• _PASSAGE GIVEN_:
--------------------------------

Each valve type is different and serves a specific need within a facility. It is important to know the difference between valve types and their individual anatomies in order to understand proper application and potential problems associated with each type.

Common valve types are gate, globe, plug, ball, diaphragm, butterfly, check, and slide valves. They are made in standard pipe sizes, materials, thickness, and pressure ratings. Valve bodies are typically cast, forged, machined, or welded. The seating surfaces can either be integral or made as inserts. Inserts allow for the seat material to differ from the body material. For instance, a carbon steel body flange may have stainless steel seat inserts to minimize wear and tear over time. Valves are either flanged, threaded, socket welded or butt-welded, depending on the process conditions and piping specifications.

Gate valves, often referred to as “block valves,” consist of a body that contains a gate that interrupts flow. Typically, gate valves are either completely open or closed. They are not intended to be used to regulate flow by “throttling,” as that will typically wear and erode the gate and seats.

Globe valves are linear motion valves consisting of a valve body with a circular disc that contacts the seat and moves up and down, parallel to the disc axis. Globe valves distribute flow more evenly across the entire seat to reduce wear; therefore, they are commonly used to regulate fluid flow. The seat can be flat or tapered, with the taper getting steeper for fine-throttling service.

Plug valves consist of a tapered or cylindrical plug fitted snugly into a correspondingly shaped seat in the valve body. There is an opening in the plug that lines up with the opening of the valve body when in the open position. Plug valves can be used for isolation, similar to the gate valve, or flow control, similar to the globe valve.

Ball valves are another type of quarter turn valve similar to a plug valve, except that the flow restriction in a ball valve is spherical instead of tapered or cylindrical. Similar to the plug and globe valves, ball valves are used as block valves or for flow control. Ball valves are great for quick on/off applications, or in processes requiring a bubble-tight seal. Typically, ball valves have a coating around the surface of the ball that serves as a sealing medium.

Diaphragm valves are packless valves that contain a flexible diaphragm on the inside. When the valve is closed, the stem pushes down on the diaphragm. The diaphragm presses against the seat or dam to form a seal and block the flow of fluid. When the valve is opened, the diaphragm raises from the seat or dam to resume flow.

Butterfly valves consist of a disc mounted on a stem within the valve body. Similar to a ball valve, butterfly valves are a quarter turn valve designed for quick shut off. However, butterfly valves are generally favored over ball valves because of the reduced cost. Butterfly valves are most often used in low-pressure service for coarse flow control. The seating material is chosen based on how tight of a seal is required.

--------------------------------

• _RECORDED DATA_:
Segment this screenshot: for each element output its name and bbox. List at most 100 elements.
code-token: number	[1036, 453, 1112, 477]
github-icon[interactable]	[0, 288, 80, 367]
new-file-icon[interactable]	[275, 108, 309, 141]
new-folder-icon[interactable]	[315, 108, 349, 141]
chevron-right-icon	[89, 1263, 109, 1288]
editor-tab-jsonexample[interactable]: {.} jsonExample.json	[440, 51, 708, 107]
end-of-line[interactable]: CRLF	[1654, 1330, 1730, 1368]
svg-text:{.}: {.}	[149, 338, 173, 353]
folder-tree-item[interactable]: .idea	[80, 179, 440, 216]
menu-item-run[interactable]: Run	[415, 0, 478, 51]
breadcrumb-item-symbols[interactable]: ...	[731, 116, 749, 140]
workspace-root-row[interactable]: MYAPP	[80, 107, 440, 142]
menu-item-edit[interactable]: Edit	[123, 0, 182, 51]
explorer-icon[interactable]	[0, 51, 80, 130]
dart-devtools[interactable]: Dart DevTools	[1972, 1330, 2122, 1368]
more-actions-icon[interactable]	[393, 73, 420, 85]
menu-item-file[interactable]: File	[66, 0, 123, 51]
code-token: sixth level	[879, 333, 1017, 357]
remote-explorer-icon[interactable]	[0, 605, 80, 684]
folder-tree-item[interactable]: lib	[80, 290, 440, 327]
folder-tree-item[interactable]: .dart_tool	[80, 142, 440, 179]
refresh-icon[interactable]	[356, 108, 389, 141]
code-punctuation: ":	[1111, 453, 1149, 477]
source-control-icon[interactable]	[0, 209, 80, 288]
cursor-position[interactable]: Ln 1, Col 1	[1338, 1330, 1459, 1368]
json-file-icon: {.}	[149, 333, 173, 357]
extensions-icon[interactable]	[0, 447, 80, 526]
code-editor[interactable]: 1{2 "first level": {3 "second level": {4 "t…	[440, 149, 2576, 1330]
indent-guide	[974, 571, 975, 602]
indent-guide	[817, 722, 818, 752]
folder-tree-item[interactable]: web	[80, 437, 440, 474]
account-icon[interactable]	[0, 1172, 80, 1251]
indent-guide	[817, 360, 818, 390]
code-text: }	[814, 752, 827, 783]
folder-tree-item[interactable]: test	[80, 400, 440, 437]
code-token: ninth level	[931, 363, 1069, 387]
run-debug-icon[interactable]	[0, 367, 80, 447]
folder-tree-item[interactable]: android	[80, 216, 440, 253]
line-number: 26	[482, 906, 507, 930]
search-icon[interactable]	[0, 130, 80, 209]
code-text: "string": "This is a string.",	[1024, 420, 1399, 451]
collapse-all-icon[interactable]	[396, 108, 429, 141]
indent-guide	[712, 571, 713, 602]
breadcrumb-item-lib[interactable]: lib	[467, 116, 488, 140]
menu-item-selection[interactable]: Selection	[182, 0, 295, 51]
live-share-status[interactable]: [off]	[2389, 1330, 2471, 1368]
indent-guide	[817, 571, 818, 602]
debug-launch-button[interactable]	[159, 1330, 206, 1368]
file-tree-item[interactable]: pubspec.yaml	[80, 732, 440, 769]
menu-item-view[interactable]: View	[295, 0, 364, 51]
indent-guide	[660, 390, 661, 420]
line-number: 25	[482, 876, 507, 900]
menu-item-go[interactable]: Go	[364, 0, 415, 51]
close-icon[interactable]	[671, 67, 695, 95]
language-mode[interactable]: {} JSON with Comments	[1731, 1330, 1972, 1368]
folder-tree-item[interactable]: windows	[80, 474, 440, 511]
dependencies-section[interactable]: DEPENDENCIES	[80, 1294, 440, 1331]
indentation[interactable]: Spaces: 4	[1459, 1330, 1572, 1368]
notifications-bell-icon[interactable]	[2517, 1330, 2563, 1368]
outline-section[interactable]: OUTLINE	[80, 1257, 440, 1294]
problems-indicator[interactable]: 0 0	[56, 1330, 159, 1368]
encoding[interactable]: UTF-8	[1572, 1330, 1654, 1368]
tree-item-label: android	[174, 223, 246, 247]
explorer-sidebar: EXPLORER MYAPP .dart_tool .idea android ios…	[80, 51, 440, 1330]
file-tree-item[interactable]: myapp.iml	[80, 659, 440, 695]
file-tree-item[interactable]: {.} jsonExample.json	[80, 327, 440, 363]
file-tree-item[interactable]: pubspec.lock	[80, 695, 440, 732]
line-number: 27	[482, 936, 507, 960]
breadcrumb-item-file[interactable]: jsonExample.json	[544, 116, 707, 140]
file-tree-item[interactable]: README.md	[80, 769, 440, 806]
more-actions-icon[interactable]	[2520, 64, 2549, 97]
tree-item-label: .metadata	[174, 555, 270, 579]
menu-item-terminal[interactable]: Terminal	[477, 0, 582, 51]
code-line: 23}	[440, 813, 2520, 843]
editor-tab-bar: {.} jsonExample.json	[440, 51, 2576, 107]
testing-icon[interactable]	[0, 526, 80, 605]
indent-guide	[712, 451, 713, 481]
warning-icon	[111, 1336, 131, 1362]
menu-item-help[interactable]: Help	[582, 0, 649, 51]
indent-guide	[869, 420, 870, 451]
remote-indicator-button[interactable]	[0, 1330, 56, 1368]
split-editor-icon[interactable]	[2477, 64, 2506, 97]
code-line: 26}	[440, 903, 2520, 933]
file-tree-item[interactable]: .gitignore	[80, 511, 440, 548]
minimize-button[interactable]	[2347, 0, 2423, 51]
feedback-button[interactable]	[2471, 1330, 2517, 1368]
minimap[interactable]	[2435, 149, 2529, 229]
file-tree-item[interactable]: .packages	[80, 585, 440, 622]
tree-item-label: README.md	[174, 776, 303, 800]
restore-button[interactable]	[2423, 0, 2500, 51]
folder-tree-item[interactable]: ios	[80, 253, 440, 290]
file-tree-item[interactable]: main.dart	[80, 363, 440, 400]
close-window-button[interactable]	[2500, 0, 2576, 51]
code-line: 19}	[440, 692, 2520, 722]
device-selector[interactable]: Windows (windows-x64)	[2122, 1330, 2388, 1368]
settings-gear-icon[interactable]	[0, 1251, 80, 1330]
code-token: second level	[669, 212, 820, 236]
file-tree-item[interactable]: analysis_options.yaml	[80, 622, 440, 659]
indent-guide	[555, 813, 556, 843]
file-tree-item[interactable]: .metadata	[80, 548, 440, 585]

--------------------------------

• _AIM_: In the passage on valve types, what usually happens to a gate valve's gate and seats when the valve is used to throttle flow?

• _OUTPUT FOR THIS TASK_: Throttling typically wears and erodes the gate and seats.